WHAT THE EXERCISE ASKS:
Where a line in the listing below contains the word "this", copy that line.

AVAILABLE RECORDS:
((

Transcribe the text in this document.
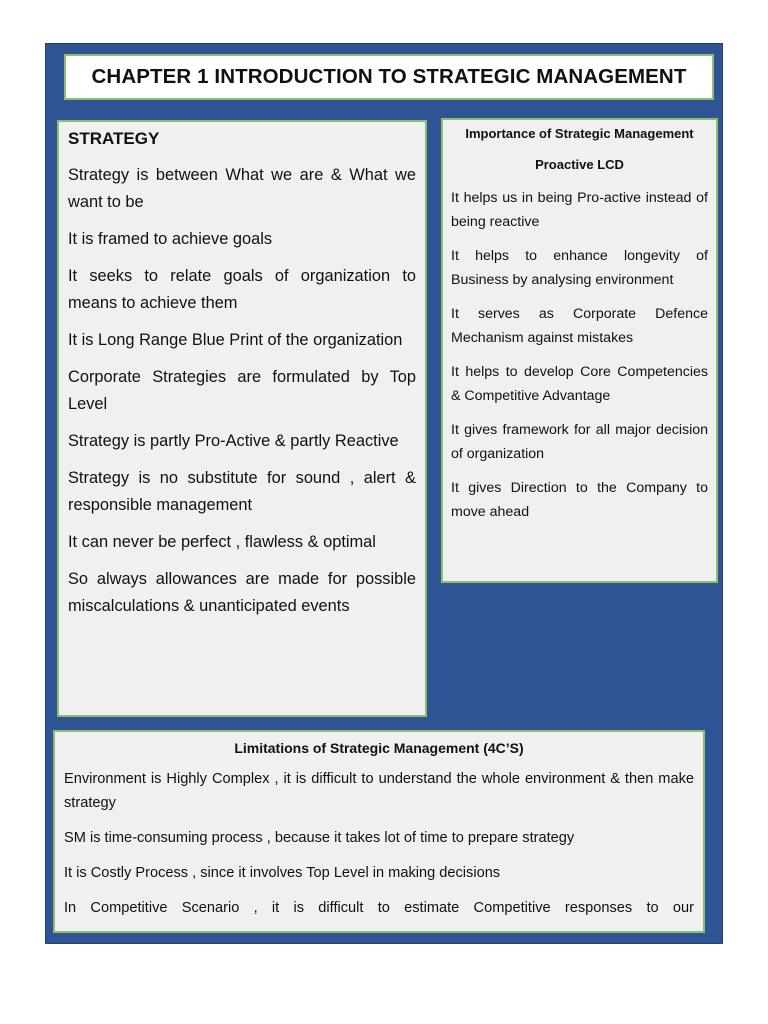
CHAPTER 1 INTRODUCTION TO STRATEGIC MANAGEMENT
STRATEGY

Strategy is between What we are & What we want to be

It is framed to achieve goals

It seeks to relate goals of organization to means to achieve them

It is Long Range Blue Print of the organization

Corporate Strategies are formulated by Top Level

Strategy is partly Pro-Active & partly Reactive

Strategy is no substitute for sound , alert & responsible management

It can never be perfect , flawless & optimal

So always allowances are made for possible miscalculations & unanticipated events

Importance of Strategic Management
Proactive LCD

It helps us in being Pro-active instead of being reactive

It helps to enhance longevity of Business by analysing environment

It serves as Corporate Defence Mechanism against mistakes

It helps to develop Core Competencies & Competitive Advantage

It gives framework for all major decision of organization

It gives Direction to the Company to move ahead

Limitations of Strategic Management (4C’S)

Environment is Highly Complex , it is difficult to understand the whole environment & then make strategy

SM is time-consuming process , because it takes lot of time to prepare strategy

It is Costly Process , since it involves Top Level in making decisions

In Competitive Scenario , it is difficult to estimate Competitive responses to our
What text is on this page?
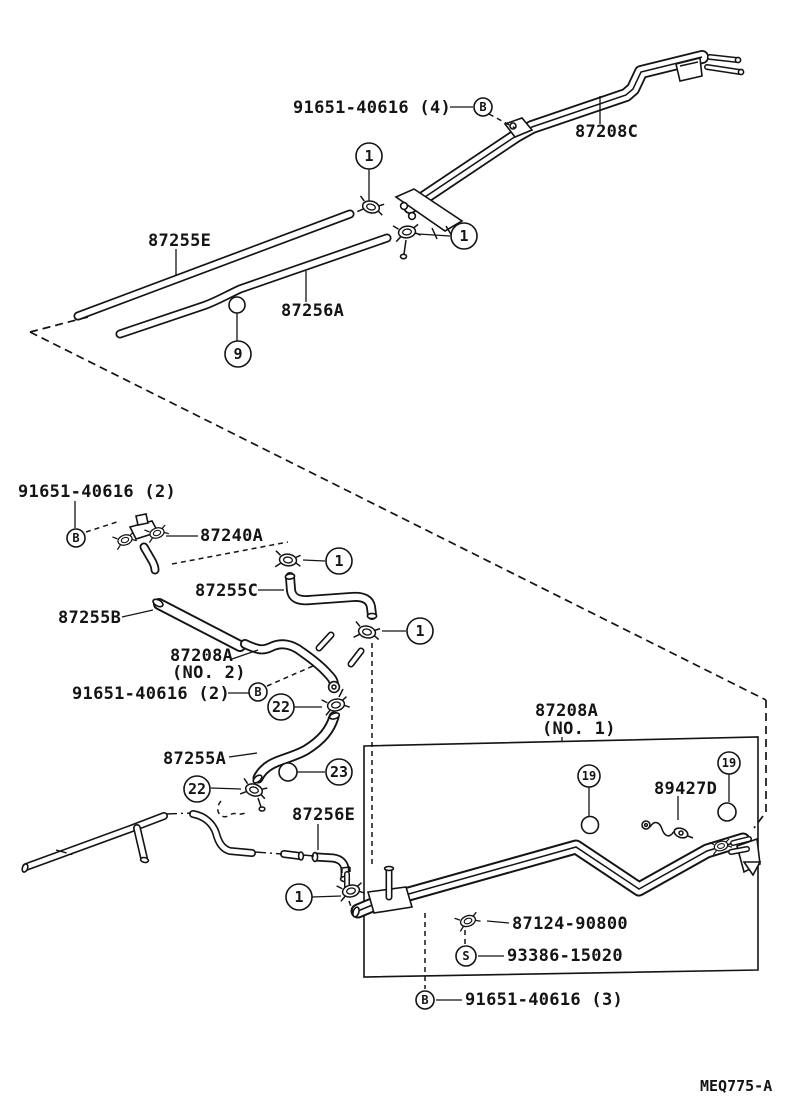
91651-40616 (4)
87208C
87255E
87256A
B
1
1
9
91651-40616 (2)
87240A
87255C
87255B
87208A
(NO. 2)
91651-40616 (2)
87255A
87256E
B
1
1
B
22
23
22
87208A
(NO. 1)
89427D
87124-90800
93386-15020
91651-40616 (3)
19
19
1
S
B
MEQ775-A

))

THE ANSWER:
Transcribe the text in this document.
What text is on this page?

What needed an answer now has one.